Write down every entry below once more, exactly.
═══
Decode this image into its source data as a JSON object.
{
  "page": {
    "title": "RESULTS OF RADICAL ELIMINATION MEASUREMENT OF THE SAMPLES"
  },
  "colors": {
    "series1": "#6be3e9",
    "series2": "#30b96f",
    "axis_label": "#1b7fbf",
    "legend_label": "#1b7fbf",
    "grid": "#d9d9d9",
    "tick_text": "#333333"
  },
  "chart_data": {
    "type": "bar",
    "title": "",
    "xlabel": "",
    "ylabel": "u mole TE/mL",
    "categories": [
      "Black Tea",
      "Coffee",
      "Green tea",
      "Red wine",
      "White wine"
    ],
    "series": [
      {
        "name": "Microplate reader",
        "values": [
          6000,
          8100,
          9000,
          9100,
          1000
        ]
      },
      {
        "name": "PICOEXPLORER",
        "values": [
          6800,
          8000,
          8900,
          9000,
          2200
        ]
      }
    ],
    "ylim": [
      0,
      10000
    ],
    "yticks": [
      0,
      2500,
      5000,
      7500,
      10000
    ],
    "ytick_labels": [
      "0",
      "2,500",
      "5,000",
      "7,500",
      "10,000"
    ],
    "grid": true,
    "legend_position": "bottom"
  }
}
═══
EXERCISE RESULT =
Decode this image into its source data as a JSON object.
{
  "page": {
    "title": "RESULTS OF RADICAL ELIMINATION MEASUREMENT OF THE SAMPLES"
  },
  "colors": {
    "series1": "#6be3e9",
    "series2": "#30b96f",
    "axis_label": "#1b7fbf",
    "legend_label": "#1b7fbf",
    "grid": "#d9d9d9",
    "tick_text": "#333333"
  },
  "chart_data": {
    "type": "bar",
    "title": "",
    "xlabel": "",
    "ylabel": "u mole TE/mL",
    "categories": [
      "Black Tea",
      "Coffee",
      "Green tea",
      "Red wine",
      "White wine"
    ],
    "series": [
      {
        "name": "Microplate reader",
        "values": [
          6000,
          8100,
          9000,
          9100,
          1000
        ]
      },
      {
        "name": "PICOEXPLORER",
        "values": [
          6800,
          8000,
          8900,
          9000,
          2200
        ]
      }
    ],
    "ylim": [
      0,
      10000
    ],
    "yticks": [
      0,
      2500,
      5000,
      7500,
      10000
    ],
    "ytick_labels": [
      "0",
      "2,500",
      "5,000",
      "7,500",
      "10,000"
    ],
    "grid": true,
    "legend_position": "bottom"
  }
}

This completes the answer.